*** MATERIALS PROVIDED ***
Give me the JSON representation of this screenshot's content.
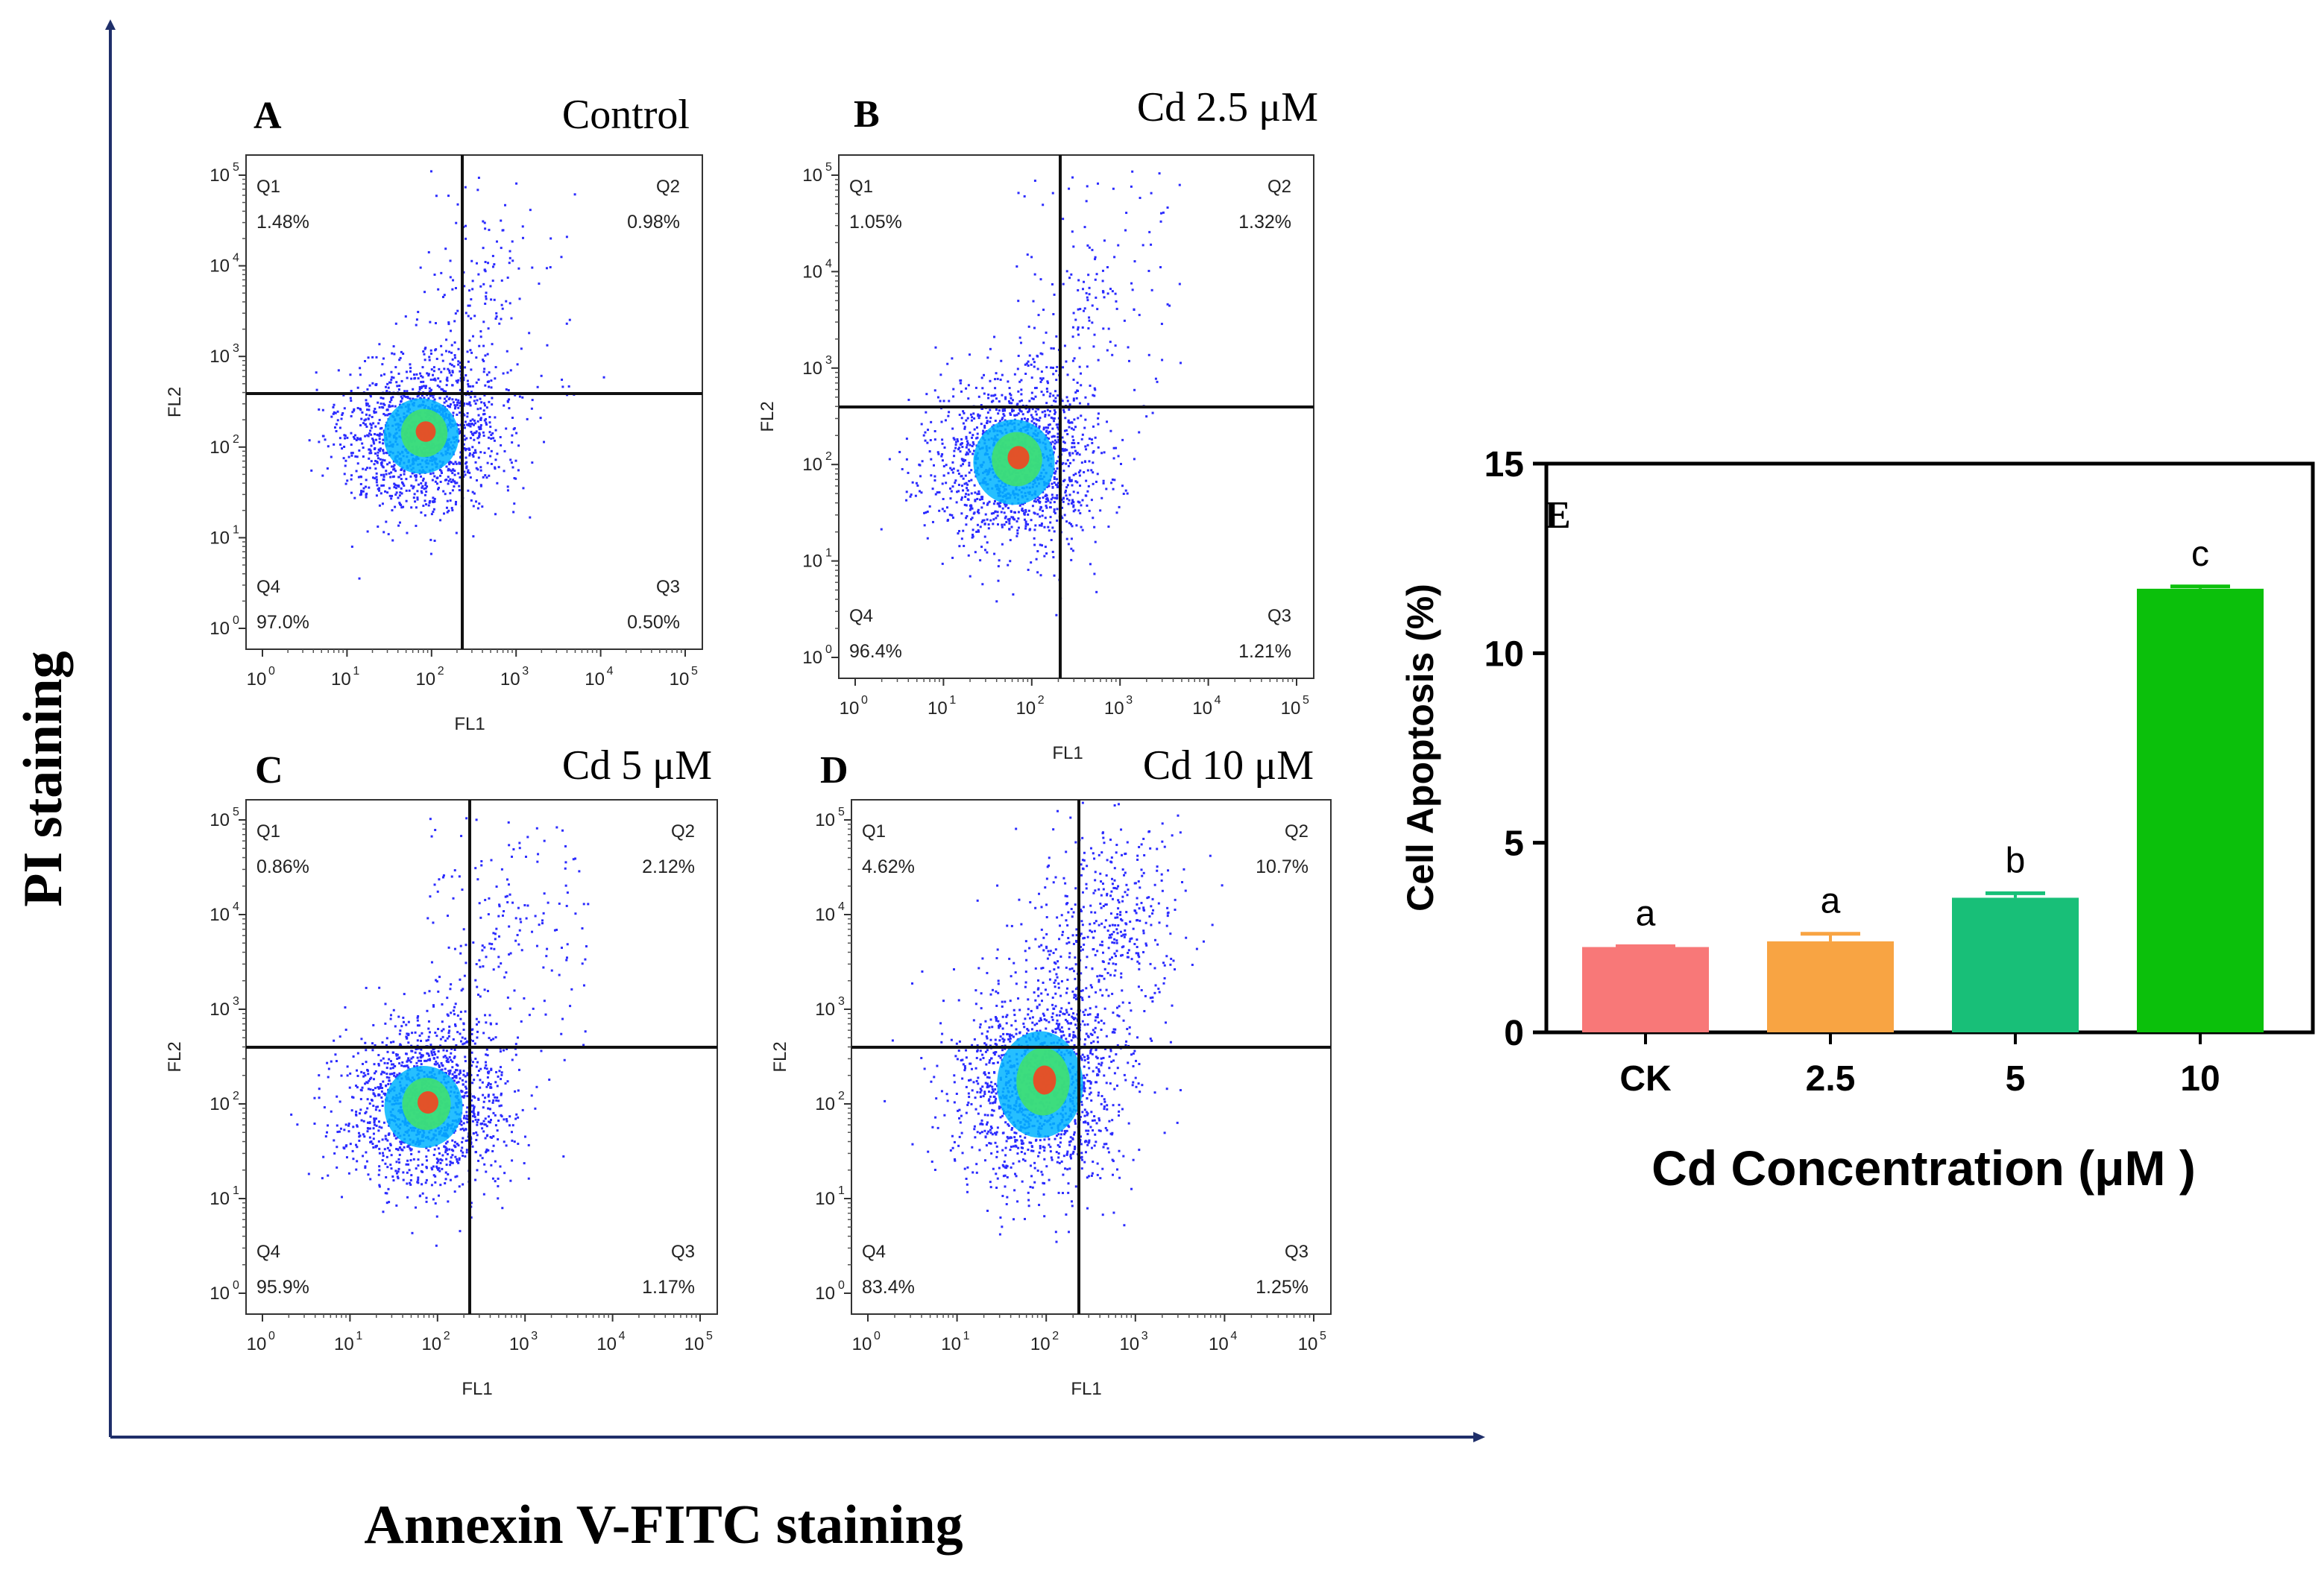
{
  "figure": {
    "y_axis_title": "PI staining",
    "x_axis_title": "Annexin V-FITC staining"
  },
  "colors": {
    "axis": "#1f2f6a",
    "dot": "#2b2bff",
    "core_dense": "#00b4ff",
    "core_mid": "#40e070",
    "core_hot": "#ff3a1a",
    "bar_ck": "#f87878",
    "bar_25": "#f8a443",
    "bar_5": "#18bf78",
    "bar_10": "#0bc00b"
  },
  "flow_panels": [
    {
      "letter": "A",
      "title": "Control",
      "x_label": "FL1",
      "y_label": "FL2",
      "ticks": [
        "10",
        "10",
        "10",
        "10",
        "10",
        "10"
      ],
      "exps": [
        "0",
        "1",
        "2",
        "3",
        "4",
        "5"
      ],
      "quadrants": [
        {
          "name": "Q1",
          "value": "1.48%"
        },
        {
          "name": "Q2",
          "value": "0.98%"
        },
        {
          "name": "Q3",
          "value": "0.50%"
        },
        {
          "name": "Q4",
          "value": "97.0%"
        }
      ]
    },
    {
      "letter": "B",
      "title": "Cd 2.5 μM",
      "x_label": "FL1",
      "y_label": "FL2",
      "ticks": [
        "10",
        "10",
        "10",
        "10",
        "10",
        "10"
      ],
      "exps": [
        "0",
        "1",
        "2",
        "3",
        "4",
        "5"
      ],
      "quadrants": [
        {
          "name": "Q1",
          "value": "1.05%"
        },
        {
          "name": "Q2",
          "value": "1.32%"
        },
        {
          "name": "Q3",
          "value": "1.21%"
        },
        {
          "name": "Q4",
          "value": "96.4%"
        }
      ]
    },
    {
      "letter": "C",
      "title": "Cd 5 μM",
      "x_label": "FL1",
      "y_label": "FL2",
      "ticks": [
        "10",
        "10",
        "10",
        "10",
        "10",
        "10"
      ],
      "exps": [
        "0",
        "1",
        "2",
        "3",
        "4",
        "5"
      ],
      "quadrants": [
        {
          "name": "Q1",
          "value": "0.86%"
        },
        {
          "name": "Q2",
          "value": "2.12%"
        },
        {
          "name": "Q3",
          "value": "1.17%"
        },
        {
          "name": "Q4",
          "value": "95.9%"
        }
      ]
    },
    {
      "letter": "D",
      "title": "Cd 10 μM",
      "x_label": "FL1",
      "y_label": "FL2",
      "ticks": [
        "10",
        "10",
        "10",
        "10",
        "10",
        "10"
      ],
      "exps": [
        "0",
        "1",
        "2",
        "3",
        "4",
        "5"
      ],
      "quadrants": [
        {
          "name": "Q1",
          "value": "4.62%"
        },
        {
          "name": "Q2",
          "value": "10.7%"
        },
        {
          "name": "Q3",
          "value": "1.25%"
        },
        {
          "name": "Q4",
          "value": "83.4%"
        }
      ]
    }
  ],
  "chart_data": {
    "type": "bar",
    "panel_letter": "E",
    "categories": [
      "CK",
      "2.5",
      "5",
      "10"
    ],
    "values": [
      2.25,
      2.4,
      3.55,
      11.7
    ],
    "errors": [
      0.02,
      0.2,
      0.12,
      0.06
    ],
    "significance": [
      "a",
      "a",
      "b",
      "c"
    ],
    "xlabel": "Cd Concentration (μM )",
    "ylabel": "Cell Apoptosis (%)",
    "ylim": [
      0,
      15
    ],
    "yticks": [
      "0",
      "5",
      "10",
      "15"
    ]
  }
}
***
## EXERCISE AIM
Except for the pictures, copy every line of the records above exactly.

## THE RESULT
Give me the JSON representation of this screenshot's content.
{
  "figure": {
    "y_axis_title": "PI staining",
    "x_axis_title": "Annexin V-FITC staining"
  },
  "colors": {
    "axis": "#1f2f6a",
    "dot": "#2b2bff",
    "core_dense": "#00b4ff",
    "core_mid": "#40e070",
    "core_hot": "#ff3a1a",
    "bar_ck": "#f87878",
    "bar_25": "#f8a443",
    "bar_5": "#18bf78",
    "bar_10": "#0bc00b"
  },
  "flow_panels": [
    {
      "letter": "A",
      "title": "Control",
      "x_label": "FL1",
      "y_label": "FL2",
      "ticks": [
        "10",
        "10",
        "10",
        "10",
        "10",
        "10"
      ],
      "exps": [
        "0",
        "1",
        "2",
        "3",
        "4",
        "5"
      ],
      "quadrants": [
        {
          "name": "Q1",
          "value": "1.48%"
        },
        {
          "name": "Q2",
          "value": "0.98%"
        },
        {
          "name": "Q3",
          "value": "0.50%"
        },
        {
          "name": "Q4",
          "value": "97.0%"
        }
      ]
    },
    {
      "letter": "B",
      "title": "Cd 2.5 μM",
      "x_label": "FL1",
      "y_label": "FL2",
      "ticks": [
        "10",
        "10",
        "10",
        "10",
        "10",
        "10"
      ],
      "exps": [
        "0",
        "1",
        "2",
        "3",
        "4",
        "5"
      ],
      "quadrants": [
        {
          "name": "Q1",
          "value": "1.05%"
        },
        {
          "name": "Q2",
          "value": "1.32%"
        },
        {
          "name": "Q3",
          "value": "1.21%"
        },
        {
          "name": "Q4",
          "value": "96.4%"
        }
      ]
    },
    {
      "letter": "C",
      "title": "Cd 5 μM",
      "x_label": "FL1",
      "y_label": "FL2",
      "ticks": [
        "10",
        "10",
        "10",
        "10",
        "10",
        "10"
      ],
      "exps": [
        "0",
        "1",
        "2",
        "3",
        "4",
        "5"
      ],
      "quadrants": [
        {
          "name": "Q1",
          "value": "0.86%"
        },
        {
          "name": "Q2",
          "value": "2.12%"
        },
        {
          "name": "Q3",
          "value": "1.17%"
        },
        {
          "name": "Q4",
          "value": "95.9%"
        }
      ]
    },
    {
      "letter": "D",
      "title": "Cd 10 μM",
      "x_label": "FL1",
      "y_label": "FL2",
      "ticks": [
        "10",
        "10",
        "10",
        "10",
        "10",
        "10"
      ],
      "exps": [
        "0",
        "1",
        "2",
        "3",
        "4",
        "5"
      ],
      "quadrants": [
        {
          "name": "Q1",
          "value": "4.62%"
        },
        {
          "name": "Q2",
          "value": "10.7%"
        },
        {
          "name": "Q3",
          "value": "1.25%"
        },
        {
          "name": "Q4",
          "value": "83.4%"
        }
      ]
    }
  ],
  "chart_data": {
    "type": "bar",
    "panel_letter": "E",
    "categories": [
      "CK",
      "2.5",
      "5",
      "10"
    ],
    "values": [
      2.25,
      2.4,
      3.55,
      11.7
    ],
    "errors": [
      0.02,
      0.2,
      0.12,
      0.06
    ],
    "significance": [
      "a",
      "a",
      "b",
      "c"
    ],
    "xlabel": "Cd Concentration (μM )",
    "ylabel": "Cell Apoptosis (%)",
    "ylim": [
      0,
      15
    ],
    "yticks": [
      "0",
      "5",
      "10",
      "15"
    ]
  }
}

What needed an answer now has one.